• **WRITTEN PROBLEM**: Gather every line that includes the word "this", please.

........

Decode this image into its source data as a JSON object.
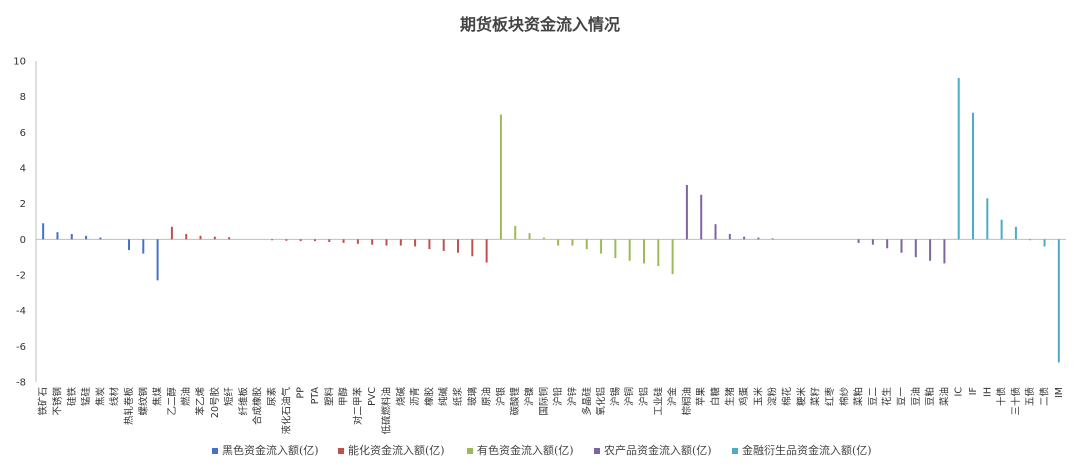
{
  "chart_data": {
    "type": "bar",
    "title": "期货板块资金流入情况",
    "ylim": [
      -8,
      10
    ],
    "yticks": [
      10,
      8,
      6,
      4,
      2,
      0,
      -2,
      -4,
      -6,
      -8
    ],
    "grid": false,
    "legend_position": "bottom",
    "series": [
      {
        "name": "黑色资金流入额(亿)",
        "color": "#4472C4",
        "categories": [
          "铁矿石",
          "不锈钢",
          "硅铁",
          "锰硅",
          "焦炭",
          "线材",
          "热轧卷板",
          "螺纹钢",
          "焦煤"
        ],
        "values": [
          0.9,
          0.4,
          0.3,
          0.2,
          0.1,
          0.0,
          -0.6,
          -0.8,
          -2.3
        ]
      },
      {
        "name": "能化资金流入额(亿)",
        "color": "#C0504D",
        "categories": [
          "乙二醇",
          "燃油",
          "苯乙烯",
          "20号胶",
          "短纤",
          "纤维板",
          "合成橡胶",
          "尿素",
          "液化石油气",
          "PP",
          "PTA",
          "塑料",
          "甲醇",
          "对二甲苯",
          "PVC",
          "低硫燃料油",
          "烧碱",
          "沥青",
          "橡胶",
          "纯碱",
          "纸浆",
          "玻璃",
          "原油"
        ],
        "values": [
          0.7,
          0.3,
          0.2,
          0.15,
          0.12,
          0.0,
          0.0,
          -0.05,
          -0.08,
          -0.1,
          -0.1,
          -0.15,
          -0.2,
          -0.25,
          -0.3,
          -0.35,
          -0.35,
          -0.4,
          -0.55,
          -0.65,
          -0.75,
          -0.95,
          -1.3
        ]
      },
      {
        "name": "有色资金流入额(亿)",
        "color": "#9BBB59",
        "categories": [
          "沪银",
          "碳酸锂",
          "沪镍",
          "国际铜",
          "沪铅",
          "沪锌",
          "多晶硅",
          "氧化铝",
          "沪锡",
          "沪铜",
          "沪铝",
          "工业硅",
          "沪金"
        ],
        "values": [
          7.0,
          0.75,
          0.35,
          0.1,
          -0.35,
          -0.35,
          -0.55,
          -0.8,
          -1.05,
          -1.2,
          -1.35,
          -1.5,
          -1.95
        ]
      },
      {
        "name": "农产品资金流入额(亿)",
        "color": "#8064A2",
        "categories": [
          "棕榈油",
          "苹果",
          "白糖",
          "生猪",
          "鸡蛋",
          "玉米",
          "淀粉",
          "棉花",
          "粳米",
          "菜籽",
          "红枣",
          "棉纱",
          "菜粕",
          "豆二",
          "花生",
          "豆一",
          "豆油",
          "豆粕",
          "菜油"
        ],
        "values": [
          3.05,
          2.5,
          0.85,
          0.3,
          0.15,
          0.1,
          0.05,
          0.0,
          0.0,
          0.0,
          0.0,
          0.0,
          -0.2,
          -0.3,
          -0.5,
          -0.75,
          -1.0,
          -1.2,
          -1.35
        ]
      },
      {
        "name": "金融衍生品资金流入额(亿)",
        "color": "#4BACC6",
        "categories": [
          "IC",
          "IF",
          "IH",
          "十债",
          "三十债",
          "五债",
          "二债",
          "IM"
        ],
        "values": [
          9.05,
          7.1,
          2.3,
          1.1,
          0.7,
          -0.05,
          -0.4,
          -6.9
        ]
      }
    ]
  }
}
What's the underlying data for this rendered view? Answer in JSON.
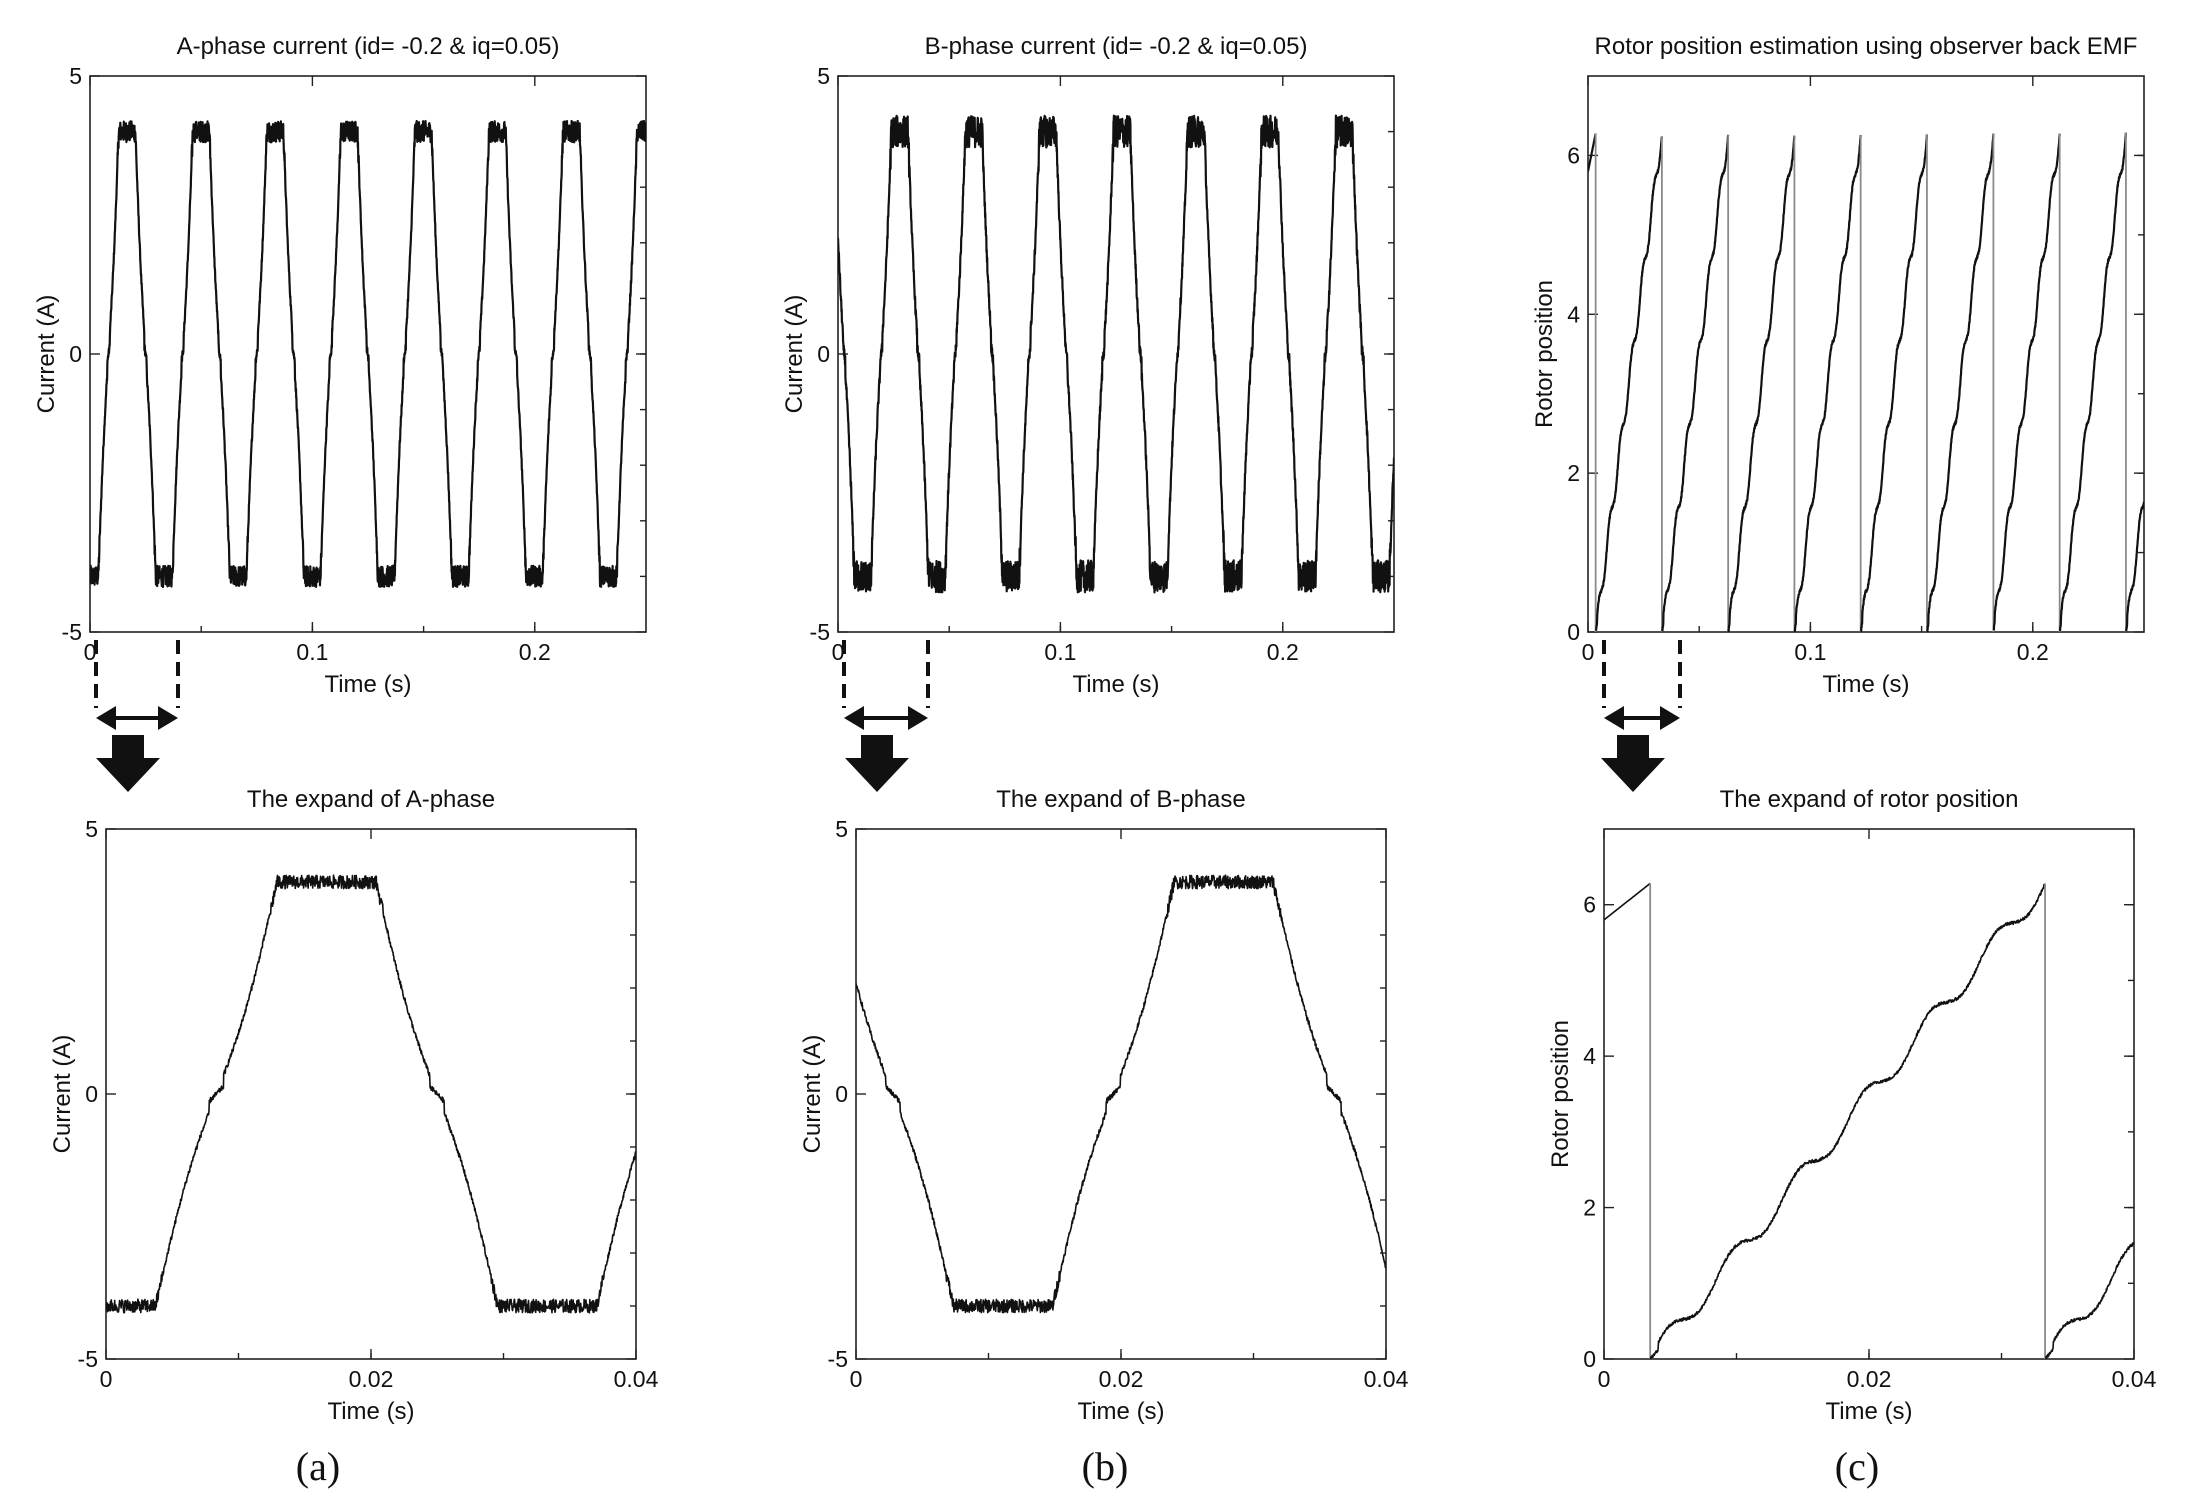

........

• **SOLUTION BELOW**:
Decode this image into its source data as a JSON object.
What's the underlying data for this rendered view? Answer in JSON.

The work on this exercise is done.